INSTRUCTIONS TO FOLLOW: Records follow. Select each line holding "文段出处".

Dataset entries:
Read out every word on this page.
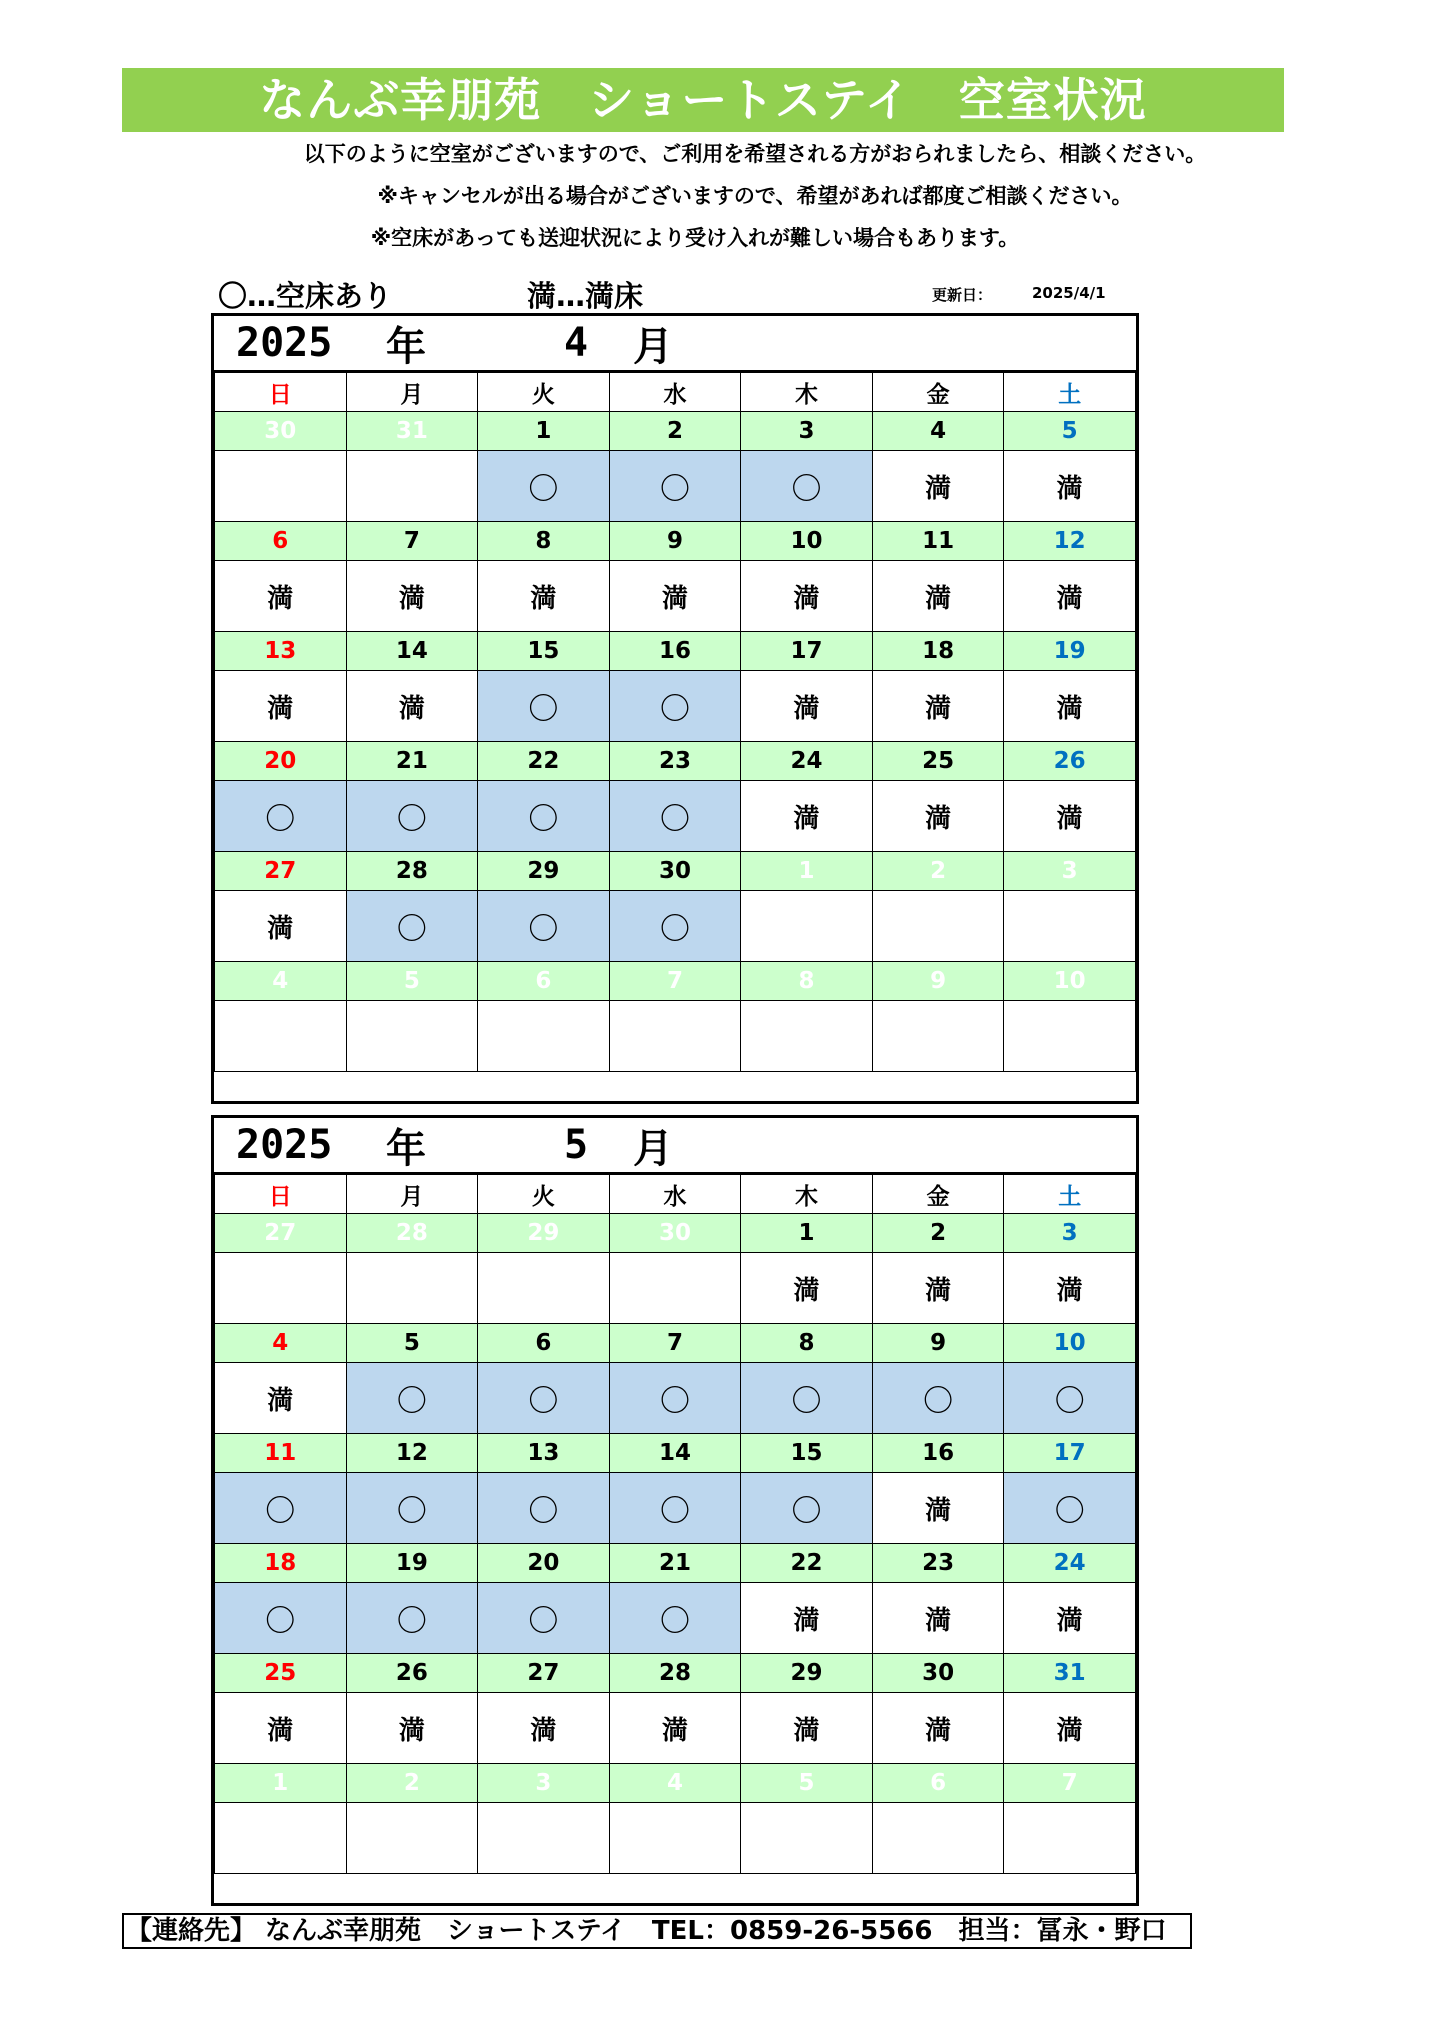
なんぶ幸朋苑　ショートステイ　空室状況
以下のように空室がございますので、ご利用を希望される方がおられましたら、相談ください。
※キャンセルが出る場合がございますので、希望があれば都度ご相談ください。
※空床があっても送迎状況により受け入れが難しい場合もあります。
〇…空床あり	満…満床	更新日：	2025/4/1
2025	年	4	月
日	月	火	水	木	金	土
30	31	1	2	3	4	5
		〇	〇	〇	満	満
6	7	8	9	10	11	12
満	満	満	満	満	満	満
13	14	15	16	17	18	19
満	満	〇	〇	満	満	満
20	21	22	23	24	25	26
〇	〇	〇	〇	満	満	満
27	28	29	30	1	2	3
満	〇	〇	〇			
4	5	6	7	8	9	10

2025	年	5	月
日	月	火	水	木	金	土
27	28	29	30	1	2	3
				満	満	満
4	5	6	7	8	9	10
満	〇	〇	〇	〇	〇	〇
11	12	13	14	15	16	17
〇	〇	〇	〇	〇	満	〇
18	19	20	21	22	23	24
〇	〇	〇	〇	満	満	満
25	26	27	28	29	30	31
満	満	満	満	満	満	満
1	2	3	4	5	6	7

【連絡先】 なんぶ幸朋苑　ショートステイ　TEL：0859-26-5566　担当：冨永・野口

--

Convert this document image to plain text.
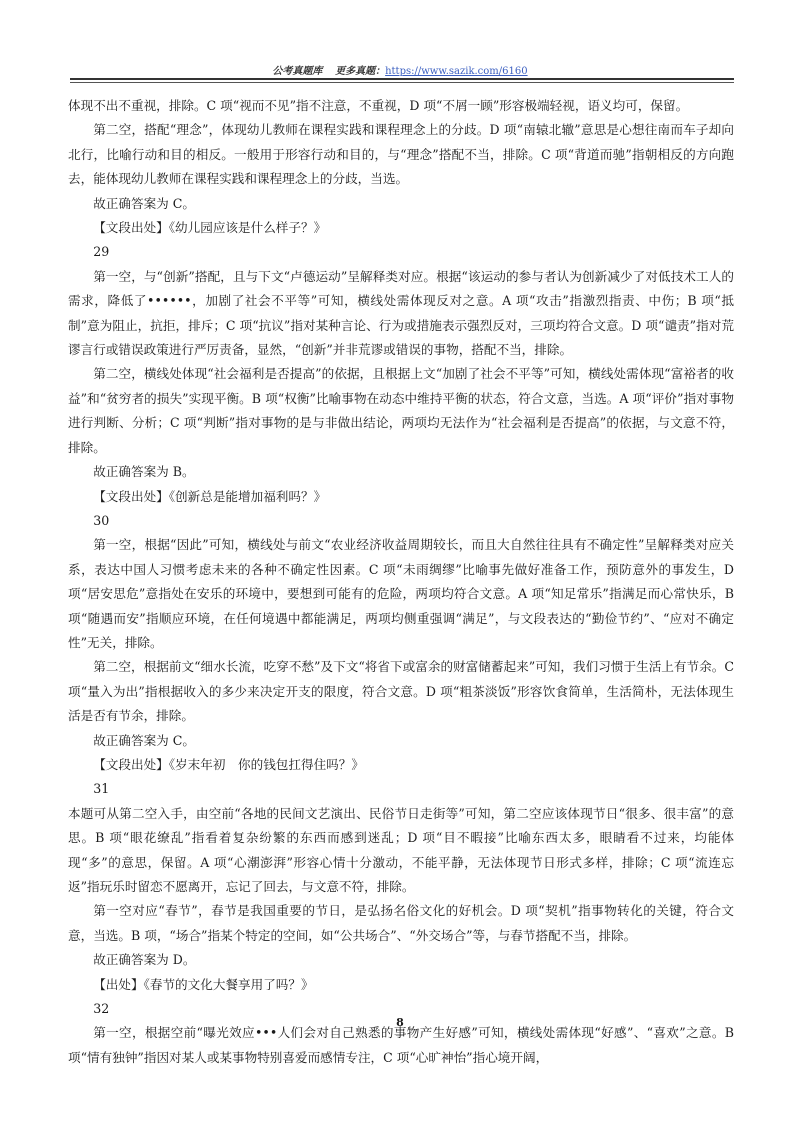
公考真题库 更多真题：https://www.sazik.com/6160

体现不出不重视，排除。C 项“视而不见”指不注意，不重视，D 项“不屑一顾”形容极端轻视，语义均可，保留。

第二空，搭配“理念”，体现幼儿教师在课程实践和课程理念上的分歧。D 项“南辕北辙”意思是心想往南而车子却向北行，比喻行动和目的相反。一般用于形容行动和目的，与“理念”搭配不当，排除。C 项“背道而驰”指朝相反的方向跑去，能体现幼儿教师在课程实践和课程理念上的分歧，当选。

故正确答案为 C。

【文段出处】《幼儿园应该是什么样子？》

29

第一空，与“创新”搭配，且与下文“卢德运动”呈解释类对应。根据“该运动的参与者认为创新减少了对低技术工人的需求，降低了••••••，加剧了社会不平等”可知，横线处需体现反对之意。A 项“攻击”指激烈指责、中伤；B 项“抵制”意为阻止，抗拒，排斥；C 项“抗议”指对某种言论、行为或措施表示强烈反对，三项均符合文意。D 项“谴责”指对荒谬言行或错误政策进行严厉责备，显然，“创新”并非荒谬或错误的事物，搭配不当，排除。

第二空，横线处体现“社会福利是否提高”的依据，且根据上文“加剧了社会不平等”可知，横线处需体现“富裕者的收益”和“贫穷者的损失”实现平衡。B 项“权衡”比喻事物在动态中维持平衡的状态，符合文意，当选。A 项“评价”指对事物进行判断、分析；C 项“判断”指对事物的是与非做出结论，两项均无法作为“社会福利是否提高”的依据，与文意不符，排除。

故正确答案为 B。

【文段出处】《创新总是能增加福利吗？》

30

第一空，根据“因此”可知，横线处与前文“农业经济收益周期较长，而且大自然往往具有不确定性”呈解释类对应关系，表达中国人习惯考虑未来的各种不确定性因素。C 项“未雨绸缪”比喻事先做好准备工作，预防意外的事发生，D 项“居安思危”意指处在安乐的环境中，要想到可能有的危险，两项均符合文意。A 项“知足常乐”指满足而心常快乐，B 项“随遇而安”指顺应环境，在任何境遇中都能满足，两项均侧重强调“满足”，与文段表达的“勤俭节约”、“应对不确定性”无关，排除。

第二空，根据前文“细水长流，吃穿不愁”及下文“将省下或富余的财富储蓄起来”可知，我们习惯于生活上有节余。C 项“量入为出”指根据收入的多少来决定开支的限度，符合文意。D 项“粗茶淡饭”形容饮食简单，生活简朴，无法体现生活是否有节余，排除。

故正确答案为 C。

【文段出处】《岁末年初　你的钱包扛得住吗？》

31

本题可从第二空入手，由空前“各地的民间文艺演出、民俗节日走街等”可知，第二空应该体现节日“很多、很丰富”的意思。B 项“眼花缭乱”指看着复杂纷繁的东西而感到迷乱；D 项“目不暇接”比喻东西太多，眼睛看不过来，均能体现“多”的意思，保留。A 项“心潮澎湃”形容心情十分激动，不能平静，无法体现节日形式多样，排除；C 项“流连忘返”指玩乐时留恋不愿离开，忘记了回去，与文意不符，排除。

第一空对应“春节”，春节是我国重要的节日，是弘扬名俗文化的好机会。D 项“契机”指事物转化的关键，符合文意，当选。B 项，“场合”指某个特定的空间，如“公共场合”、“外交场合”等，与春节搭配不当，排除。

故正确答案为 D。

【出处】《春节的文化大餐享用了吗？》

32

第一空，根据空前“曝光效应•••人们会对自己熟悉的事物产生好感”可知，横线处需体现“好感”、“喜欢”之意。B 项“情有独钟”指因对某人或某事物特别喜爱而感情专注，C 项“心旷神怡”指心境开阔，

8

EXERCISE RESULT:
【文段出处】《幼儿园应该是什么样子？》
【文段出处】《创新总是能增加福利吗？》
【文段出处】《岁末年初　你的钱包扛得住吗？》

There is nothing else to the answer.